Consignes:
1. Recopiez fidèlement l'extrait sur la position russe en commençant par « Bien que la » et en poursuivant jusqu'à « capitale Jérusalem Est. ».
2. Dans l'extrait sur la position russe, relevez les membres du quartette international qui ont proposé la Feuille de route de 2003.

Extrait proposé:
Bien que la médiation soit encouragée par la Russie, sa position est claire : la colonisation israélienne sur le territoire occupé palestinien en Transjordanie est considérée comme illégale, illégitime, et violant les normes du droit international. La Russie rappelle en effet régulièrement son attachement à un règlement juste et global du conflit sur la base du droit international. Elle demeure fidèle aux décisions prises dans le cadre de la loi de 1925, notamment les Résolutions 242, 338, 1397 et 1852. Elle prône, en ce sens, la solution de « la terre en échange de la paix », formulée lors de la Conférence de Madrid en 1991, et s’est prononcée en faveur de la fin de l’occupation par Israël débutée en 1967 des territoires palestiniens, et de la création d’un Etat indépendant, coexistant aux côtés d’Israël, jouissant de frontières sécurisées et reconnues avec pour capitale Jérusalem Est.

Ainsi, la position russe est difficile à tenir. Conformément à la stratégie de médiation de la Russie, celle-ci soutient l’Initiative de paix arabe élaborée lors du Sommet de la Ligue des Pays Arabes à Beyrouth en 2002, ainsi que la Feuille de route de 2003 proposée par le quartette international regroupant l’ONU, la Russie, l’Union Européenne, et les Etats-Unis. L’Initiative de paix arabe qui a été proposée par El-Fouad, Prince de l’Arabie saoudite prévoit la création de deux Etats vivant en paix, en sécurité et en collaboration avec leurs voisins régionaux. La Feuille de route produite en 2003 détaille quant à elle les étapes permettant d’atteindre cette solution de paix à deux Etats. Une fois cet objectif atteint, tous les pays arabes seraient, à leur tour, amenés à normaliser leurs relations avec Israël. Aujourd’hui, les tentatives menées pour revoir cette Initiative tendent à renverser l’ordre du processus de paix, en prônant une normalisation des relations entre les pays arabes et Israël avant l’établissement d’une solution israélo-palestinienne.

Données affichées:
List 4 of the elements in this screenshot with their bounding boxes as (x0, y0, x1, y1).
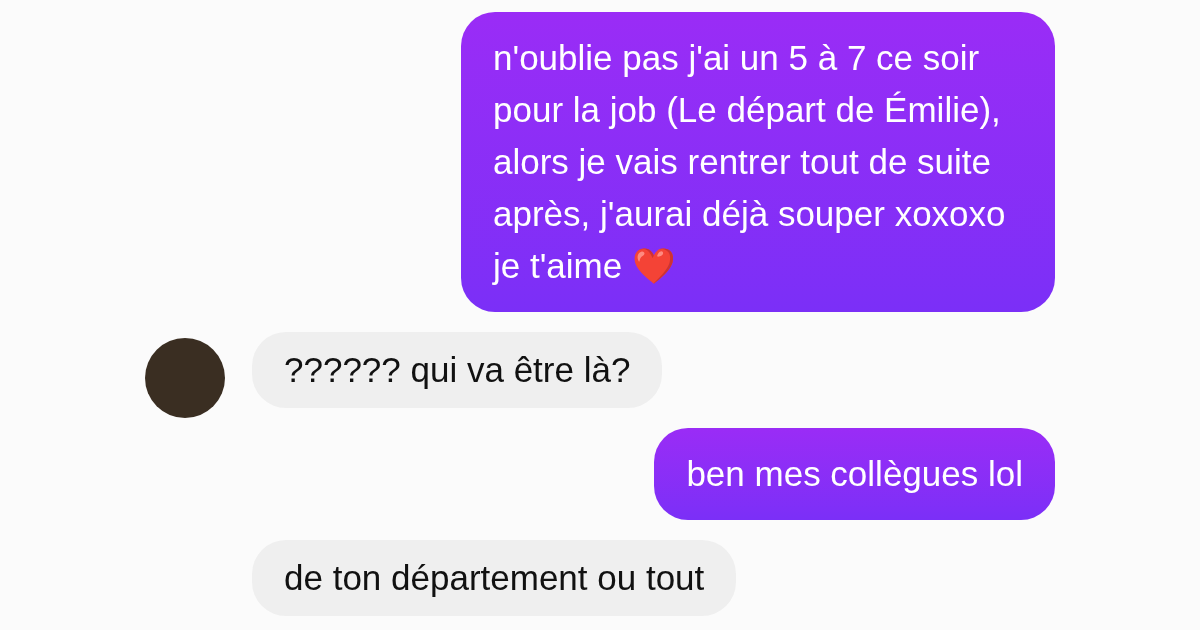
received-message-bubble: ?????? qui va être là? (252, 332, 663, 408)
sent-message-bubble: ben mes collègues lol (654, 428, 1055, 520)
sent-message-bubble: n'oublie pas j'ai un 5 à 7 ce soir pour la job (Le départ de Émilie), alors je vais rentrer tout de suite après, j'aurai déjà souper xoxoxo je t'aime ❤ (461, 12, 1055, 312)
received-message-bubble: de ton département ou tout (252, 540, 737, 616)
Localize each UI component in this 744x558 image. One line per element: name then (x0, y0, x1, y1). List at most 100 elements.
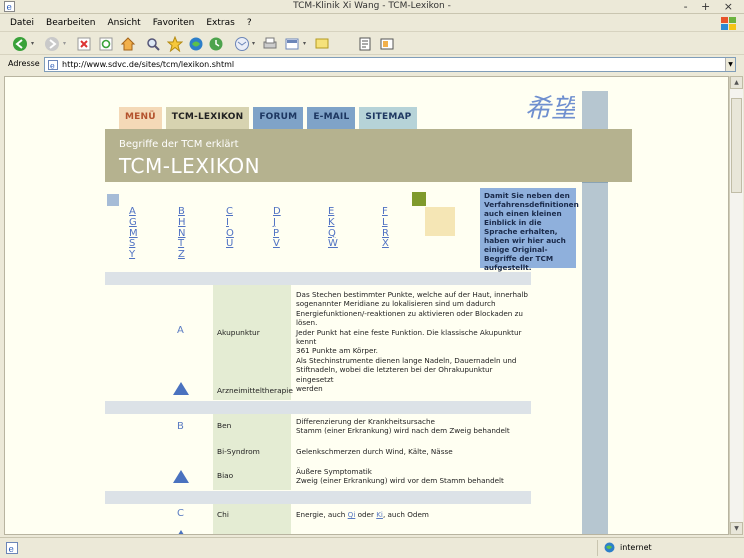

Réponses attendues:
1.
Bien que la médiation soit encouragée par la Russie, sa position est claire : la colonisation israélienne sur le territoire occupé palestinien en Transjordanie est considérée comme illégale, illégitime, et violant les normes du droit international. La Russie rappelle en effet régulièrement son attachement à un règlement juste et global du conflit sur la base du droit international. Elle demeure fidèle aux décisions prises dans le cadre de la loi de 1925, notamment les Résolutions 242, 338, 1397 et 1852. Elle prône, en ce sens, la solution de « la terre en échange de la paix », formulée lors de la Conférence de Madrid en 1991, et s’est prononcée en faveur de la fin de l’occupation par Israël débutée en 1967 des territoires palestiniens, et de la création d’un Etat indépendant, coexistant aux côtés d’Israël, jouissant de frontières sécurisées et reconnues avec pour capitale Jérusalem Est.

2.
- l'ONU
- la Russie
- l'Union Européenne
- les Etats-Unis